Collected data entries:
- - - -

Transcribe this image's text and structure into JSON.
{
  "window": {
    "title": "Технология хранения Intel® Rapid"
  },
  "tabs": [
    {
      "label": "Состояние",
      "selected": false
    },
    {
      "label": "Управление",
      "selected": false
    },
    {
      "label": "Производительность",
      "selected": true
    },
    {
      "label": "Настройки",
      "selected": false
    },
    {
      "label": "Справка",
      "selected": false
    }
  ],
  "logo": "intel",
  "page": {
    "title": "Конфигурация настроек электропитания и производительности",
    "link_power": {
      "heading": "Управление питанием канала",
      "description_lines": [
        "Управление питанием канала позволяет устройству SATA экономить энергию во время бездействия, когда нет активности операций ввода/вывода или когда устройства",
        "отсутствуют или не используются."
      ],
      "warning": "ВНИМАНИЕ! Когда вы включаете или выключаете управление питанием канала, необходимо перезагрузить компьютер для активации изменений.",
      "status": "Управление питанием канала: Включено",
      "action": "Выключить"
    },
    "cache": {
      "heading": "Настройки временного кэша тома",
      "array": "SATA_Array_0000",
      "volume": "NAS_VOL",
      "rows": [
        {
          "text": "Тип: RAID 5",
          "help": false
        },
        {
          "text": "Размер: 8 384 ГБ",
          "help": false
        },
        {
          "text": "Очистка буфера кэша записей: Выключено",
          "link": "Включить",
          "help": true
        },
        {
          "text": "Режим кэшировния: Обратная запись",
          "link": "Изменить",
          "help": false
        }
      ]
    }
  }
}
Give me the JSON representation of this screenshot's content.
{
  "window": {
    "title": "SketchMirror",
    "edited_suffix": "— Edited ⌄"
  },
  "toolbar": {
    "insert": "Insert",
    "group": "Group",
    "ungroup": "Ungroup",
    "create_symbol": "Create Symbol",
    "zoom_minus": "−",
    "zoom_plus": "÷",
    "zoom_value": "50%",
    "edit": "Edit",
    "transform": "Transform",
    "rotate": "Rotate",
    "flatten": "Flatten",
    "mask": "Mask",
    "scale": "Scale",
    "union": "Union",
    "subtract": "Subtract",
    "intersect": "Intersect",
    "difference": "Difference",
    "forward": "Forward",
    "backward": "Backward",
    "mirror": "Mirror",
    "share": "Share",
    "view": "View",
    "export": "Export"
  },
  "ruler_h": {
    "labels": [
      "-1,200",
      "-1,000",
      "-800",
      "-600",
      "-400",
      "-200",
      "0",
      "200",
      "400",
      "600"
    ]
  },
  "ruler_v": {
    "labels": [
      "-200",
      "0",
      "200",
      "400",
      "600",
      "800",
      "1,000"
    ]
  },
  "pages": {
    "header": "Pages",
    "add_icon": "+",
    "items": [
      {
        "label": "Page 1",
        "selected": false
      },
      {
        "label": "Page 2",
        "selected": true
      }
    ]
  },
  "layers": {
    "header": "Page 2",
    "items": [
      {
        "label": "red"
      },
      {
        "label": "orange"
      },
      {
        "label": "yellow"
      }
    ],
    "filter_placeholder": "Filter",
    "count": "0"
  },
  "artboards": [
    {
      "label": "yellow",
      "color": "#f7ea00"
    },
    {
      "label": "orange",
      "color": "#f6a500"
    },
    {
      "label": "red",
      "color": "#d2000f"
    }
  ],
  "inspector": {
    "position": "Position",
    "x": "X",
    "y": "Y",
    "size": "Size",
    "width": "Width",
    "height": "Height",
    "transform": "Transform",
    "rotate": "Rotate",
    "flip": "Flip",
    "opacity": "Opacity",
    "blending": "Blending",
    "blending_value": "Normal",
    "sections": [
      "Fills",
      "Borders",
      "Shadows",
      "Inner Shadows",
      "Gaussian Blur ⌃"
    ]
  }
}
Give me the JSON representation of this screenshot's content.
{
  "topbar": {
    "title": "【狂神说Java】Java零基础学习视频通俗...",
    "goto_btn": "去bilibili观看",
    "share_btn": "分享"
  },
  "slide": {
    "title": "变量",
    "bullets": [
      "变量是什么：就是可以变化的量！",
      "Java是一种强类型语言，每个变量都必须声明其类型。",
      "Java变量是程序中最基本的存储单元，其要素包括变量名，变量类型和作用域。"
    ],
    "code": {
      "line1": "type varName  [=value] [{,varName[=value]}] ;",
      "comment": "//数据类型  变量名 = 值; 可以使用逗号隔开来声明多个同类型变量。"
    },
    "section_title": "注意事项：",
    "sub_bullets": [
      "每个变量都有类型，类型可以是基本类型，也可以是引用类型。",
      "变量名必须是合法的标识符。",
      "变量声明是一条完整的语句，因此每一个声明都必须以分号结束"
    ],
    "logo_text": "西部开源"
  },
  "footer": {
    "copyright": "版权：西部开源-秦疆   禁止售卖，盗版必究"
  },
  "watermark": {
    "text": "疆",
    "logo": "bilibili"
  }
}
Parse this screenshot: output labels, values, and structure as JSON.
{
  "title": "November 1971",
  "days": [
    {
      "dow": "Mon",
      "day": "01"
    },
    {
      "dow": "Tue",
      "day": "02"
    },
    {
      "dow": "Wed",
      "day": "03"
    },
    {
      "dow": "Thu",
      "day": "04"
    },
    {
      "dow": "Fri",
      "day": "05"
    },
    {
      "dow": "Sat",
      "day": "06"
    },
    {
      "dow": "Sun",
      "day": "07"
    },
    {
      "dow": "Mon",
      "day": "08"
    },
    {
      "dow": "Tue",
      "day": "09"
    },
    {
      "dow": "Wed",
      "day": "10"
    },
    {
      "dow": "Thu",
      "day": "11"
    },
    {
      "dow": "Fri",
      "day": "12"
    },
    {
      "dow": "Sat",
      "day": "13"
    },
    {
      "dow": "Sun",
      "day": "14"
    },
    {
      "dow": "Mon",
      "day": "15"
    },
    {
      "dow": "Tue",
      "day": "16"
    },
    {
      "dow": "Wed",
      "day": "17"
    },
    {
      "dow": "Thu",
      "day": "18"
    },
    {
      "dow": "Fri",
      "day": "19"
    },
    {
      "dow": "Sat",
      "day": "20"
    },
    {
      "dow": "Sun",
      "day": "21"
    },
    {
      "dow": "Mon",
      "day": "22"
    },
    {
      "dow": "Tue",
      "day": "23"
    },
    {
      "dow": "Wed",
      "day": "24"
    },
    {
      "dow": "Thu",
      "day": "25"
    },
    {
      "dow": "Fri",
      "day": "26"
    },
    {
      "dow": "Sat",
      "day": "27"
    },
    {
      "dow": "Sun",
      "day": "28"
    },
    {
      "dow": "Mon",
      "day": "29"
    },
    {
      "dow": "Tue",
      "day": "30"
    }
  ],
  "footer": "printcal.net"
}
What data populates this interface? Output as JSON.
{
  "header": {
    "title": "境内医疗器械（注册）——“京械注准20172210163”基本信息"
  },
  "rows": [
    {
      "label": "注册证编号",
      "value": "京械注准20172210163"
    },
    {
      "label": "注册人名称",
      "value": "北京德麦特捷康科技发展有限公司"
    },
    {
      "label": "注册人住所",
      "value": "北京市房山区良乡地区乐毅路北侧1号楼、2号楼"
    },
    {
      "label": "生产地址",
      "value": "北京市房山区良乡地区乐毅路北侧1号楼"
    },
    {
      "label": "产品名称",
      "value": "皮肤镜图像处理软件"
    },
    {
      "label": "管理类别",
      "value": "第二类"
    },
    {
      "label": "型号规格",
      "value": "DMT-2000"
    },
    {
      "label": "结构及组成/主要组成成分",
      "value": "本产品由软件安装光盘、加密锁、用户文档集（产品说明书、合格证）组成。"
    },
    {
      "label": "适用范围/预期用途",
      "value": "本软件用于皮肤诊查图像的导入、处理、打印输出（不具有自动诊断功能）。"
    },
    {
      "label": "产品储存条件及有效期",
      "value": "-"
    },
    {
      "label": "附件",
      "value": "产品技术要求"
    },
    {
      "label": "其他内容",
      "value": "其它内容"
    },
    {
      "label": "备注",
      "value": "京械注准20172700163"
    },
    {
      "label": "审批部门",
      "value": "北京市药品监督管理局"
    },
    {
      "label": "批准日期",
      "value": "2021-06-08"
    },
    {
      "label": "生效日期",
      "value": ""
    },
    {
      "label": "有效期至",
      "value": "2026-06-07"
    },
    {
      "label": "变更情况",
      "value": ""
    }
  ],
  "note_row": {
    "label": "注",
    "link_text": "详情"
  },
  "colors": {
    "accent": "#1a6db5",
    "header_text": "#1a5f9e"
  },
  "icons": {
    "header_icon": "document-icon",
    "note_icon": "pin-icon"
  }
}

- - - -

- **What you need to do**
Locate the word "this" in the data above. Copy every line carrying it.

- **Full response**
Transcribe this image's text and structure into JSON.
Give me the JSON representation of this screenshot's content.
Give me the JSON representation of this screenshot's content.
Parse this screenshot: output labels, values, and structure as JSON.
What data populates this interface? Output as JSON.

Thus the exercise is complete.